Directions: Leave the pictures out and print every record below exactly as it stands.

** start of Available data **

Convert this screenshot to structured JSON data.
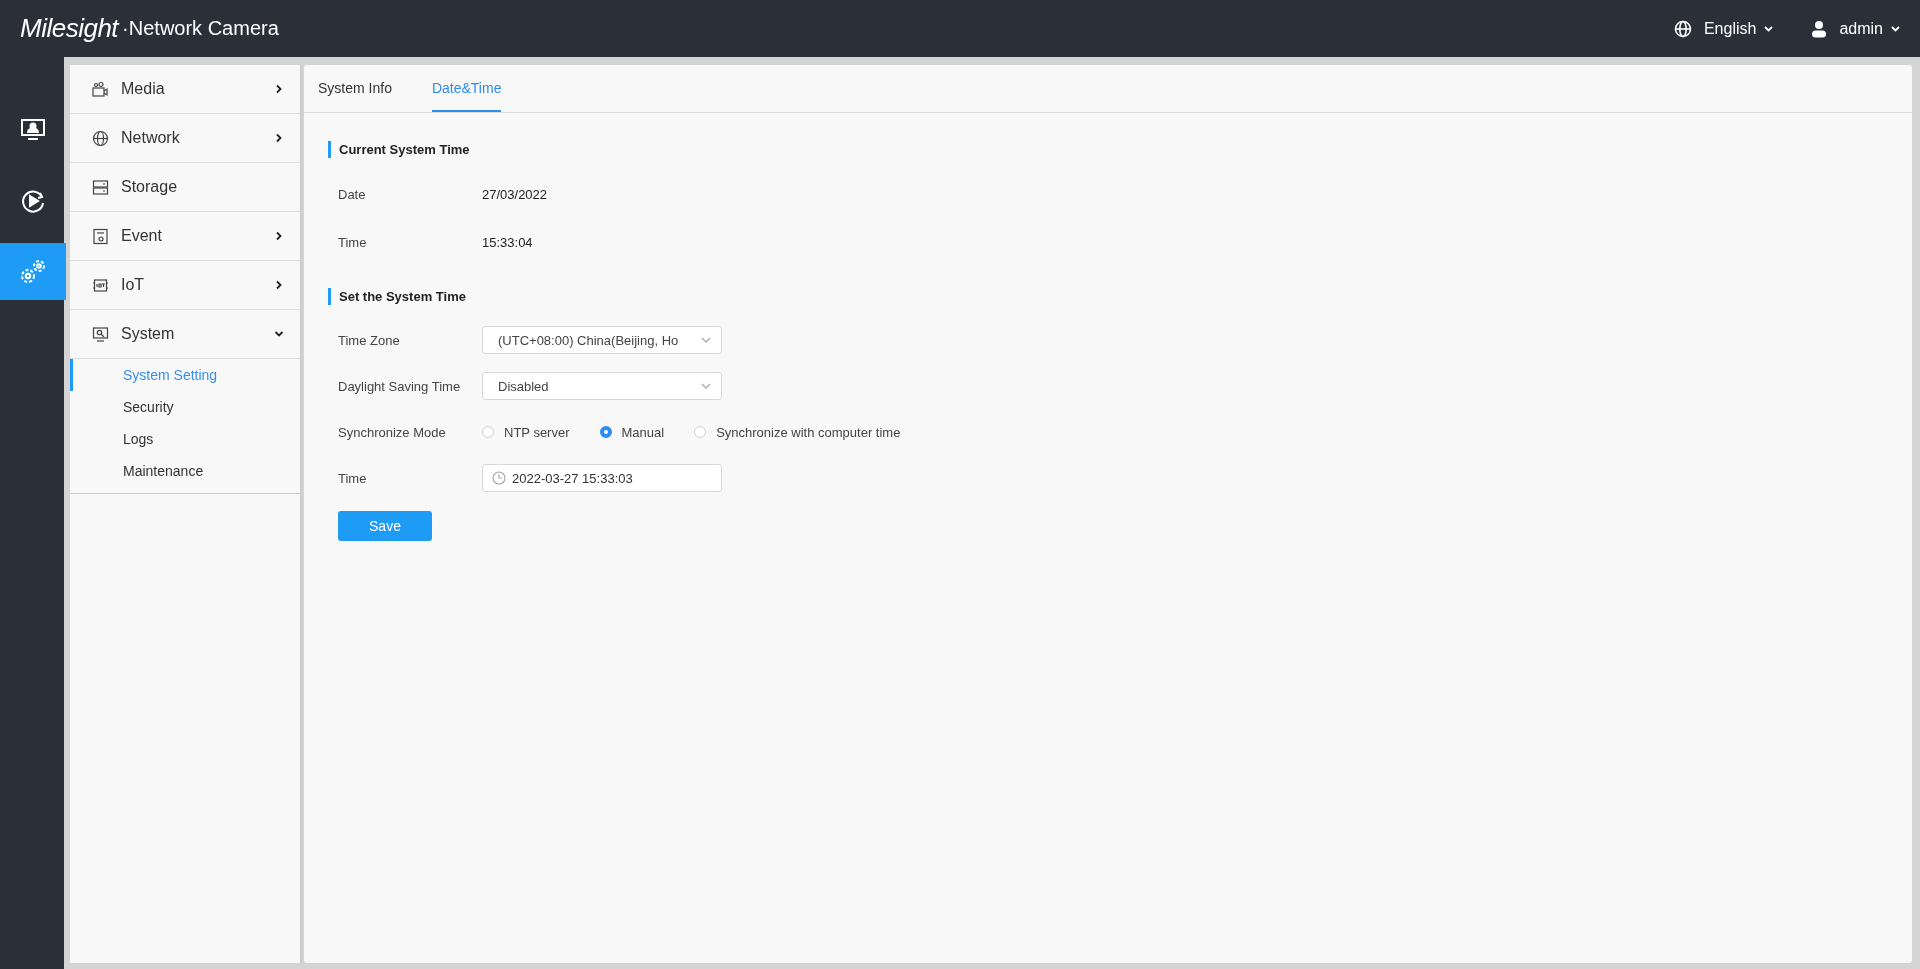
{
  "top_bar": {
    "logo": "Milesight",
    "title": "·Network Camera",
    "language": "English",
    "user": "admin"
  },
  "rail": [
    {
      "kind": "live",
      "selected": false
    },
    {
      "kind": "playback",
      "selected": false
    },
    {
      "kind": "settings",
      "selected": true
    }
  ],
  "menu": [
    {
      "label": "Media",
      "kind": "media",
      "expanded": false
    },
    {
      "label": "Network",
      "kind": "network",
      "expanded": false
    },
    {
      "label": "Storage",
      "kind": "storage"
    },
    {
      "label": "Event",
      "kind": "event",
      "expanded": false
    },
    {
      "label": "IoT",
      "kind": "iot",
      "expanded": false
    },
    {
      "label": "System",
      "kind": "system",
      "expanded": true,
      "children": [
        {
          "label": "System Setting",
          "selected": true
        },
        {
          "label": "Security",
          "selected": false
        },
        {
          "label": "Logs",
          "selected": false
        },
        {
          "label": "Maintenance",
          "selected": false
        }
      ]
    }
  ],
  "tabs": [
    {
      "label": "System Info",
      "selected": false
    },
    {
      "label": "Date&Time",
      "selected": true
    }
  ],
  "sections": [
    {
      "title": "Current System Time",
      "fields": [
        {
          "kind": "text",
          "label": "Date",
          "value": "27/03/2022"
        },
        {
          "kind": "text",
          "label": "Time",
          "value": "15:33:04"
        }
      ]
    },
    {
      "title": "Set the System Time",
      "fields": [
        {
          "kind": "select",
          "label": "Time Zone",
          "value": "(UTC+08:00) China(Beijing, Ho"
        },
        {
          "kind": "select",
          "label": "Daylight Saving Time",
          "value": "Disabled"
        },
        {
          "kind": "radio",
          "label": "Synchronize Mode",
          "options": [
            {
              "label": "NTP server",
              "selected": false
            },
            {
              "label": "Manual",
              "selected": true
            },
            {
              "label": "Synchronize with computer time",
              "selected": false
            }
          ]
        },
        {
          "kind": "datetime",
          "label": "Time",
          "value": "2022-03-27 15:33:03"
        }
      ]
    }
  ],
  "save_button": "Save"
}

** end of Available data **

Answer:
Convert this screenshot to structured JSON data.
{
  "top_bar": {
    "logo": "Milesight",
    "title": "·Network Camera",
    "language": "English",
    "user": "admin"
  },
  "rail": [
    {
      "kind": "live",
      "selected": false
    },
    {
      "kind": "playback",
      "selected": false
    },
    {
      "kind": "settings",
      "selected": true
    }
  ],
  "menu": [
    {
      "label": "Media",
      "kind": "media",
      "expanded": false
    },
    {
      "label": "Network",
      "kind": "network",
      "expanded": false
    },
    {
      "label": "Storage",
      "kind": "storage"
    },
    {
      "label": "Event",
      "kind": "event",
      "expanded": false
    },
    {
      "label": "IoT",
      "kind": "iot",
      "expanded": false
    },
    {
      "label": "System",
      "kind": "system",
      "expanded": true,
      "children": [
        {
          "label": "System Setting",
          "selected": true
        },
        {
          "label": "Security",
          "selected": false
        },
        {
          "label": "Logs",
          "selected": false
        },
        {
          "label": "Maintenance",
          "selected": false
        }
      ]
    }
  ],
  "tabs": [
    {
      "label": "System Info",
      "selected": false
    },
    {
      "label": "Date&Time",
      "selected": true
    }
  ],
  "sections": [
    {
      "title": "Current System Time",
      "fields": [
        {
          "kind": "text",
          "label": "Date",
          "value": "27/03/2022"
        },
        {
          "kind": "text",
          "label": "Time",
          "value": "15:33:04"
        }
      ]
    },
    {
      "title": "Set the System Time",
      "fields": [
        {
          "kind": "select",
          "label": "Time Zone",
          "value": "(UTC+08:00) China(Beijing, Ho"
        },
        {
          "kind": "select",
          "label": "Daylight Saving Time",
          "value": "Disabled"
        },
        {
          "kind": "radio",
          "label": "Synchronize Mode",
          "options": [
            {
              "label": "NTP server",
              "selected": false
            },
            {
              "label": "Manual",
              "selected": true
            },
            {
              "label": "Synchronize with computer time",
              "selected": false
            }
          ]
        },
        {
          "kind": "datetime",
          "label": "Time",
          "value": "2022-03-27 15:33:03"
        }
      ]
    }
  ],
  "save_button": "Save"
}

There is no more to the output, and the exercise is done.